- **STATED PROBLEM**: Return each line containing the string "from".

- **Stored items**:
════════════════

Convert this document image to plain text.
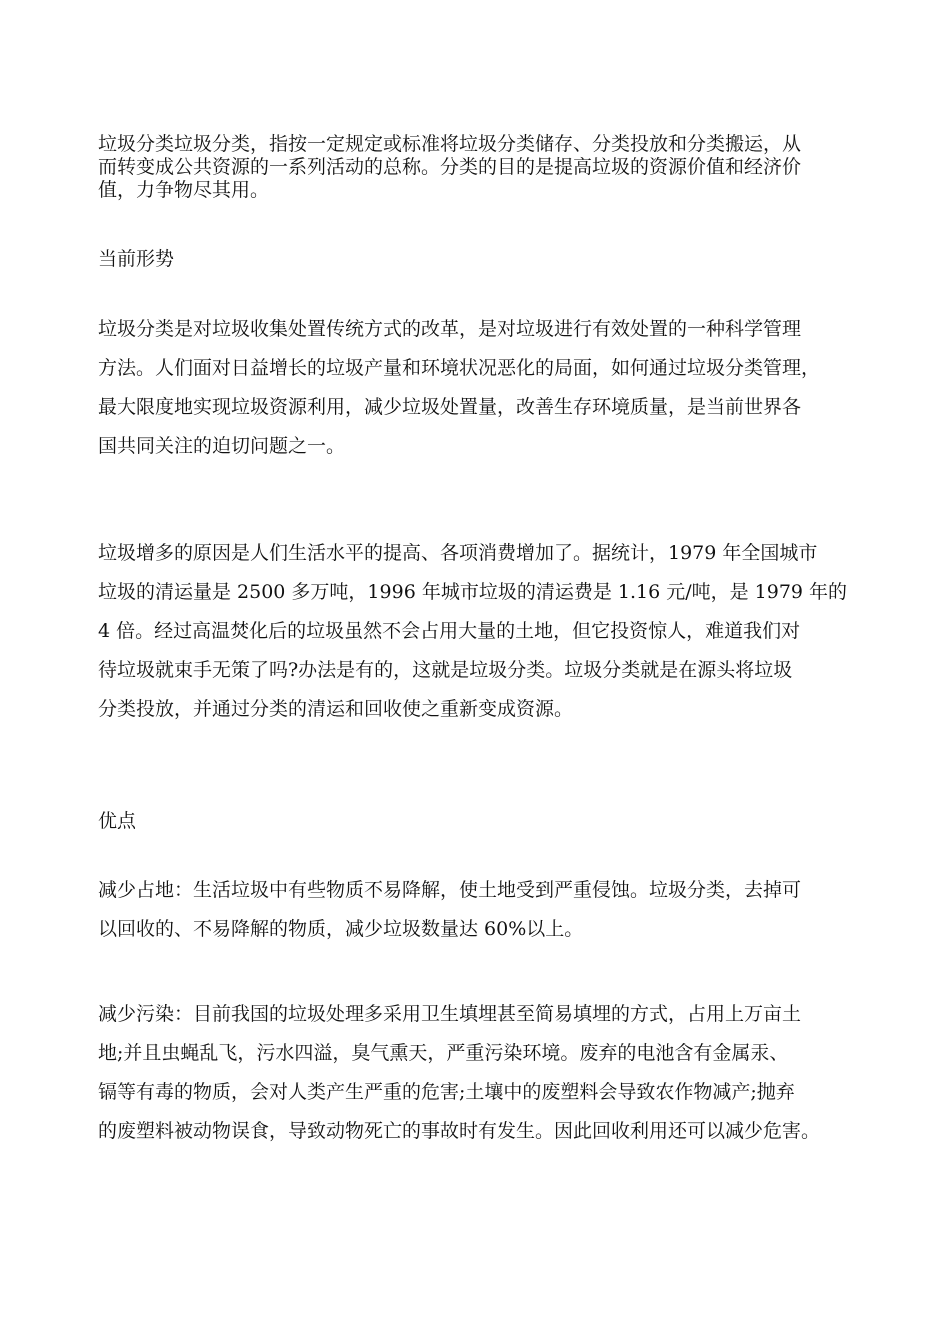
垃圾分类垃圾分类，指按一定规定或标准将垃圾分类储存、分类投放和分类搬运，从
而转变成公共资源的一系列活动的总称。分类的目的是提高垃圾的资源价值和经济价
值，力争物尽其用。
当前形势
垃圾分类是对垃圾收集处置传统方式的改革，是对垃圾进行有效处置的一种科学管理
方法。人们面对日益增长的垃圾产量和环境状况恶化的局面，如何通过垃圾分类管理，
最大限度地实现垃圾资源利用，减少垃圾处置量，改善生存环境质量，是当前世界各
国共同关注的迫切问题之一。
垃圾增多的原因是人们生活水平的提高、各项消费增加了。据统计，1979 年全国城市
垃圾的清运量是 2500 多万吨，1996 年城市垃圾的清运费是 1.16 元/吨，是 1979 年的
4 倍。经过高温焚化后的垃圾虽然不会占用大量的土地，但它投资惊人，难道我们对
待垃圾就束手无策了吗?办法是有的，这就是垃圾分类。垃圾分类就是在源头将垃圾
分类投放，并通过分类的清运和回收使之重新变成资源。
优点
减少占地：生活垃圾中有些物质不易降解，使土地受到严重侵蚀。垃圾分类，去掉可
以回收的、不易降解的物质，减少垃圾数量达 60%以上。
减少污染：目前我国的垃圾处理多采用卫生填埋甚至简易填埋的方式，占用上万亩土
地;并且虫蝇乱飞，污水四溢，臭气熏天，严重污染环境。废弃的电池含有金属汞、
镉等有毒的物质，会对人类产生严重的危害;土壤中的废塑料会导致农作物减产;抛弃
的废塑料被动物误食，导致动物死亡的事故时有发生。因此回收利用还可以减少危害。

════════════════

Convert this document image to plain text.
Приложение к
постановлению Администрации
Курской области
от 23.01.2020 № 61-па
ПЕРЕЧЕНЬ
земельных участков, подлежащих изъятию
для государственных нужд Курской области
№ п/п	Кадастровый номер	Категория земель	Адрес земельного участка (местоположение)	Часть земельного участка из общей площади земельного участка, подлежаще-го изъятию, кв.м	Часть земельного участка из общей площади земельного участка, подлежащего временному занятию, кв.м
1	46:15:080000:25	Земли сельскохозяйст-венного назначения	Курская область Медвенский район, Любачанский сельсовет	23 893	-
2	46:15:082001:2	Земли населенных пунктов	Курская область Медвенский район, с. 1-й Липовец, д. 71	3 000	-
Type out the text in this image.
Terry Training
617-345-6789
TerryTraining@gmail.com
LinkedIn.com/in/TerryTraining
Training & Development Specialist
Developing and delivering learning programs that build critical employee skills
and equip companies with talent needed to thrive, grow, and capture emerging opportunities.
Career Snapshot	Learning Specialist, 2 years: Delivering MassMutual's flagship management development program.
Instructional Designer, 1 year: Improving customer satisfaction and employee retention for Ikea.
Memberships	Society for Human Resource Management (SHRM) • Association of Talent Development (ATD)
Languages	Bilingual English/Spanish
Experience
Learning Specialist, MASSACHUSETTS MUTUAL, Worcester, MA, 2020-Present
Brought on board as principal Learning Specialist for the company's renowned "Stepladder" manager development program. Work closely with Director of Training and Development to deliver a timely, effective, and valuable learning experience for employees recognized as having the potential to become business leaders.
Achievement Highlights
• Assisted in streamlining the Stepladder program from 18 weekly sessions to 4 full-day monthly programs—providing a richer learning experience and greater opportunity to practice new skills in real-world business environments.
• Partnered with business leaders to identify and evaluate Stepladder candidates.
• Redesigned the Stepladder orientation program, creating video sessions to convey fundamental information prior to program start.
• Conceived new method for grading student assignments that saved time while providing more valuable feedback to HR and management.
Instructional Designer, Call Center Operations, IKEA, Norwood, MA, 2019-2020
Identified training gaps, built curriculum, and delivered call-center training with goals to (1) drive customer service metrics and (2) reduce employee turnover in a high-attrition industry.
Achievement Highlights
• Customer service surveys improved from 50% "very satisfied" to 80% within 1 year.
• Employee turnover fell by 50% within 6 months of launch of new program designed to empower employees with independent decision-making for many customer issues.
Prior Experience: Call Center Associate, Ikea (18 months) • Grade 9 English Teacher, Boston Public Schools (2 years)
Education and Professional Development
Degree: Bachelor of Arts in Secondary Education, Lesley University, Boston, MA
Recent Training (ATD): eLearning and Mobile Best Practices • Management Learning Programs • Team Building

════════════════

- **THE COMPLETED TASK**:
• Assisted in streamlining the Stepladder program from 18 weekly sessions to 4 full-day monthly programs—providing a richer learning experience and greater opportunity to practice new skills in real-world business environments.
• Customer service surveys improved from 50% "very satisfied" to 80% within 1 year.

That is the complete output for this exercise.